*The records*
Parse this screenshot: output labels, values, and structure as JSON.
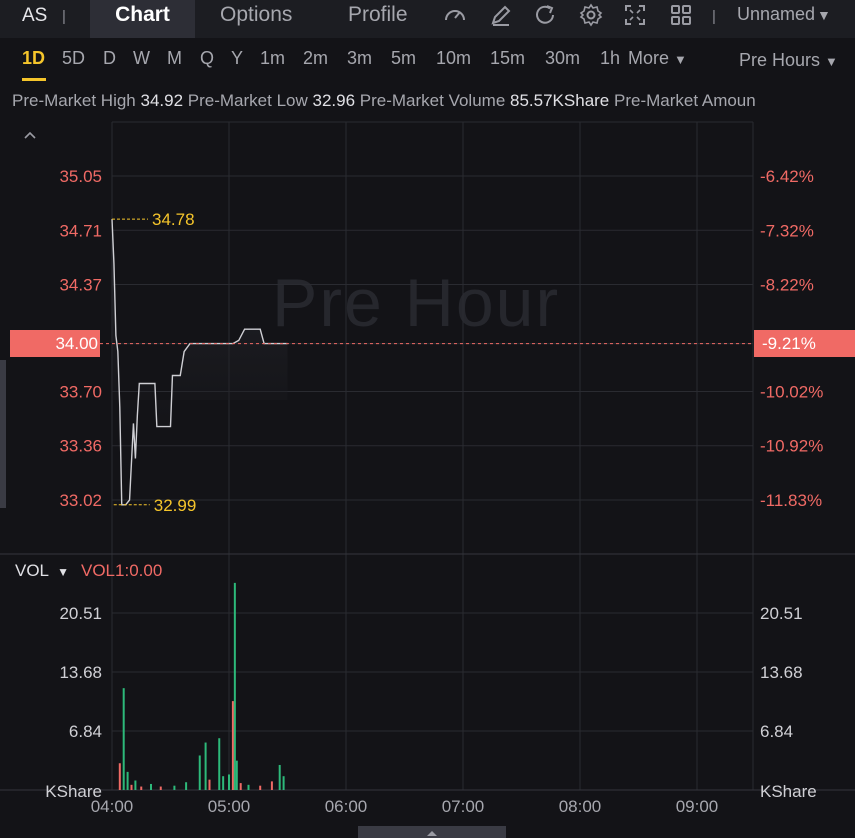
{
  "topnav": {
    "ticker": "AS",
    "sep": "|",
    "tabs": [
      {
        "label": "Chart",
        "active": true
      },
      {
        "label": "Options",
        "active": false
      },
      {
        "label": "Profile",
        "active": false
      }
    ],
    "icons": [
      "gauge-icon",
      "edit-icon",
      "refresh-icon",
      "gear-icon",
      "fullscreen-icon",
      "grid-icon"
    ],
    "account": "Unnamed"
  },
  "timeframes": [
    "1D",
    "5D",
    "D",
    "W",
    "M",
    "Q",
    "Y",
    "1m",
    "2m",
    "3m",
    "5m",
    "10m",
    "15m",
    "30m",
    "1h"
  ],
  "active_timeframe": "1D",
  "more_label": "More",
  "session_label": "Pre Hours",
  "stats": [
    {
      "label": "Pre-Market High",
      "value": "34.92"
    },
    {
      "label": "Pre-Market Low",
      "value": "32.96"
    },
    {
      "label": "Pre-Market Volume",
      "value": "85.57KShare"
    },
    {
      "label": "Pre-Market Amoun",
      "value": ""
    }
  ],
  "watermark": "Pre Hour",
  "price_tag": "34.00",
  "pct_tag": "-9.21%",
  "vol_panel": {
    "label": "VOL",
    "indicator": "VOL1:0.00",
    "unit": "KShare"
  },
  "colors": {
    "up": "#2db97a",
    "down": "#f06a65",
    "line": "#cfcfd4",
    "highlight": "#f5c52b",
    "grid": "#2a2b31"
  },
  "chart_data": {
    "type": "line",
    "price_axis": {
      "ticks": [
        35.05,
        34.71,
        34.37,
        34.0,
        33.7,
        33.36,
        33.02
      ],
      "tick_labels": [
        "35.05",
        "34.71",
        "34.37",
        "34.00",
        "33.70",
        "33.36",
        "33.02"
      ],
      "pct_labels": [
        "-6.42%",
        "-7.32%",
        "-8.22%",
        "-9.21%",
        "-10.02%",
        "-10.92%",
        "-11.83%"
      ]
    },
    "time_axis": {
      "ticks": [
        "04:00",
        "05:00",
        "06:00",
        "07:00",
        "08:00",
        "09:00"
      ]
    },
    "annotations": {
      "high": {
        "time": "04:00",
        "value": 34.78,
        "label": "34.78"
      },
      "low": {
        "time": "04:05",
        "value": 32.99,
        "label": "32.99"
      }
    },
    "price_series": {
      "name": "",
      "points": [
        [
          "04:00",
          34.78
        ],
        [
          "04:01",
          34.5
        ],
        [
          "04:02",
          34.05
        ],
        [
          "04:03",
          33.95
        ],
        [
          "04:04",
          33.6
        ],
        [
          "04:05",
          32.99
        ],
        [
          "04:07",
          32.99
        ],
        [
          "04:09",
          33.02
        ],
        [
          "04:11",
          33.5
        ],
        [
          "04:12",
          33.28
        ],
        [
          "04:13",
          33.55
        ],
        [
          "04:14",
          33.75
        ],
        [
          "04:22",
          33.75
        ],
        [
          "04:23",
          33.48
        ],
        [
          "04:30",
          33.48
        ],
        [
          "04:31",
          33.8
        ],
        [
          "04:35",
          33.8
        ],
        [
          "04:37",
          33.95
        ],
        [
          "04:40",
          34.0
        ],
        [
          "05:02",
          34.0
        ],
        [
          "05:05",
          34.02
        ],
        [
          "05:08",
          34.09
        ],
        [
          "05:16",
          34.09
        ],
        [
          "05:18",
          34.0
        ],
        [
          "05:30",
          34.0
        ]
      ]
    },
    "volume_axis": {
      "ticks": [
        20.51,
        13.68,
        6.84
      ],
      "tick_labels": [
        "20.51",
        "13.68",
        "6.84"
      ]
    },
    "volume_series": {
      "name": "",
      "bars": [
        {
          "time": "04:04",
          "value": 3.1,
          "dir": "down"
        },
        {
          "time": "04:06",
          "value": 11.8,
          "dir": "up"
        },
        {
          "time": "04:08",
          "value": 2.1,
          "dir": "up"
        },
        {
          "time": "04:10",
          "value": 0.6,
          "dir": "down"
        },
        {
          "time": "04:12",
          "value": 1.1,
          "dir": "up"
        },
        {
          "time": "04:15",
          "value": 0.4,
          "dir": "down"
        },
        {
          "time": "04:20",
          "value": 0.7,
          "dir": "up"
        },
        {
          "time": "04:25",
          "value": 0.4,
          "dir": "down"
        },
        {
          "time": "04:32",
          "value": 0.5,
          "dir": "up"
        },
        {
          "time": "04:38",
          "value": 0.9,
          "dir": "up"
        },
        {
          "time": "04:45",
          "value": 4.0,
          "dir": "up"
        },
        {
          "time": "04:48",
          "value": 5.5,
          "dir": "up"
        },
        {
          "time": "04:50",
          "value": 1.2,
          "dir": "down"
        },
        {
          "time": "04:55",
          "value": 6.0,
          "dir": "up"
        },
        {
          "time": "04:57",
          "value": 1.6,
          "dir": "up"
        },
        {
          "time": "05:00",
          "value": 1.8,
          "dir": "up"
        },
        {
          "time": "05:02",
          "value": 10.3,
          "dir": "down"
        },
        {
          "time": "05:03",
          "value": 24.0,
          "dir": "up"
        },
        {
          "time": "05:04",
          "value": 3.4,
          "dir": "up"
        },
        {
          "time": "05:06",
          "value": 0.8,
          "dir": "down"
        },
        {
          "time": "05:10",
          "value": 0.6,
          "dir": "up"
        },
        {
          "time": "05:16",
          "value": 0.5,
          "dir": "down"
        },
        {
          "time": "05:22",
          "value": 1.0,
          "dir": "down"
        },
        {
          "time": "05:26",
          "value": 2.9,
          "dir": "up"
        },
        {
          "time": "05:28",
          "value": 1.6,
          "dir": "up"
        }
      ]
    }
  }
}
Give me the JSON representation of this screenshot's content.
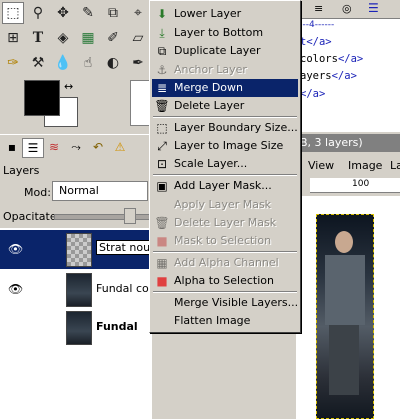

*Objective*
In the records above, how many lines contain the word "screenshot"? Give the number alone.

*Output for this task*
2